Exercise instructions:
Scan the material that follows. Copy every line containing the word "increase".

Entries shown:

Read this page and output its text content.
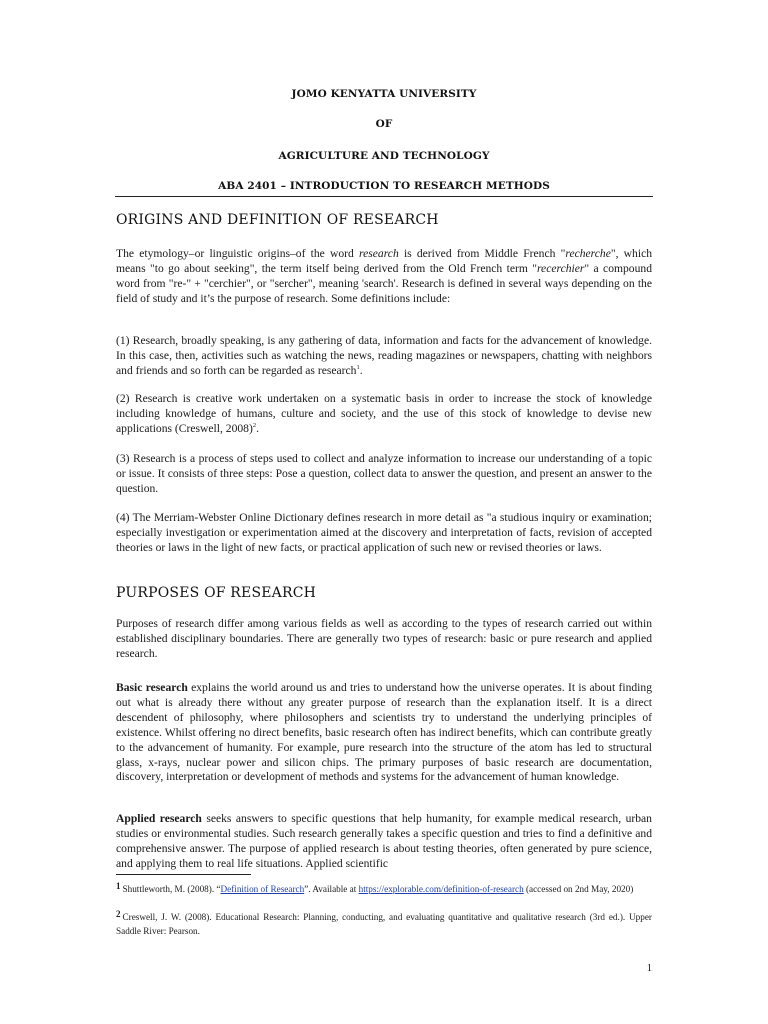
JOMO KENYATTA UNIVERSITY
OF
AGRICULTURE AND TECHNOLOGY
ABA 2401 – INTRODUCTION TO RESEARCH METHODS
ORIGINS AND DEFINITION OF RESEARCH
The etymology–or linguistic origins–of the word research is derived from Middle French "recherche", which means "to go about seeking", the term itself being derived from the Old French term "recerchier" a compound word from "re-" + "cerchier", or "sercher", meaning 'search'. Research is defined in several ways depending on the field of study and it’s the purpose of research. Some definitions include:
(1) Research, broadly speaking, is any gathering of data, information and facts for the advancement of knowledge. In this case, then, activities such as watching the news, reading magazines or newspapers, chatting with neighbors and friends and so forth can be regarded as research$^1$.
(2) Research is creative work undertaken on a systematic basis in order to increase the stock of knowledge including knowledge of humans, culture and society, and the use of this stock of knowledge to devise new applications (Creswell, 2008)$^2$.
(3) Research is a process of steps used to collect and analyze information to increase our understanding of a topic or issue. It consists of three steps: Pose a question, collect data to answer the question, and present an answer to the question.
(4) The Merriam-Webster Online Dictionary defines research in more detail as "a studious inquiry or examination; especially investigation or experimentation aimed at the discovery and interpretation of facts, revision of accepted theories or laws in the light of new facts, or practical application of such new or revised theories or laws.
PURPOSES OF RESEARCH
Purposes of research differ among various fields as well as according to the types of research carried out within established disciplinary boundaries. There are generally two types of research: basic or pure research and applied research.
Basic research explains the world around us and tries to understand how the universe operates. It is about finding out what is already there without any greater purpose of research than the explanation itself. It is a direct descendent of philosophy, where philosophers and scientists try to understand the underlying principles of existence. Whilst offering no direct benefits, basic research often has indirect benefits, which can contribute greatly to the advancement of humanity. For example, pure research into the structure of the atom has led to structural glass, x-rays, nuclear power and silicon chips. The primary purposes of basic research are documentation, discovery, interpretation or development of methods and systems for the advancement of human knowledge.
Applied research seeks answers to specific questions that help humanity, for example medical research, urban studies or environmental studies. Such research generally takes a specific question and tries to find a definitive and comprehensive answer. The purpose of applied research is about testing theories, often generated by pure science, and applying them to real life situations. Applied scientific
1 Shuttleworth, M. (2008). “Definition of Research”. Available at https://explorable.com/definition-of-research (accessed on 2nd May, 2020)
2 Creswell, J. W. (2008). Educational Research: Planning, conducting, and evaluating quantitative and qualitative research (3rd ed.). Upper Saddle River: Pearson.
1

Result of this exercise:
(2) Research is creative work undertaken on a systematic basis in order to increase the stock of knowledge including knowledge of humans, culture and society, and the use of this stock of knowledge to devise new applications (Creswell, 2008)$^2$.
(3) Research is a process of steps used to collect and analyze information to increase our understanding of a topic or issue. It consists of three steps: Pose a question, collect data to answer the question, and present an answer to the question.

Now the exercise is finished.